Your task is to reproduce the entries below word for word.

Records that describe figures
###

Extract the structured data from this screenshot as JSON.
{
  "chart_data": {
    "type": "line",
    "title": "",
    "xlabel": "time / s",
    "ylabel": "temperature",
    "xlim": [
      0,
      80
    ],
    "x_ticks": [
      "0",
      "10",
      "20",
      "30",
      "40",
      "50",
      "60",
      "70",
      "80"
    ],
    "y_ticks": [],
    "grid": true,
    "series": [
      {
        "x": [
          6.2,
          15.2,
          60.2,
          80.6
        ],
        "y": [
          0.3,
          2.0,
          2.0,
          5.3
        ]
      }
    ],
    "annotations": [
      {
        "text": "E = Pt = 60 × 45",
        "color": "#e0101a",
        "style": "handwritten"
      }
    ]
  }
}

###

Written reply »
Extract the structured data from this screenshot as JSON.
{
  "chart_data": {
    "type": "line",
    "title": "",
    "xlabel": "time / s",
    "ylabel": "temperature",
    "xlim": [
      0,
      80
    ],
    "x_ticks": [
      "0",
      "10",
      "20",
      "30",
      "40",
      "50",
      "60",
      "70",
      "80"
    ],
    "y_ticks": [],
    "grid": true,
    "series": [
      {
        "x": [
          6.2,
          15.2,
          60.2,
          80.6
        ],
        "y": [
          0.3,
          2.0,
          2.0,
          5.3
        ]
      }
    ],
    "annotations": [
      {
        "text": "E = Pt = 60 × 45",
        "color": "#e0101a",
        "style": "handwritten"
      }
    ]
  }
}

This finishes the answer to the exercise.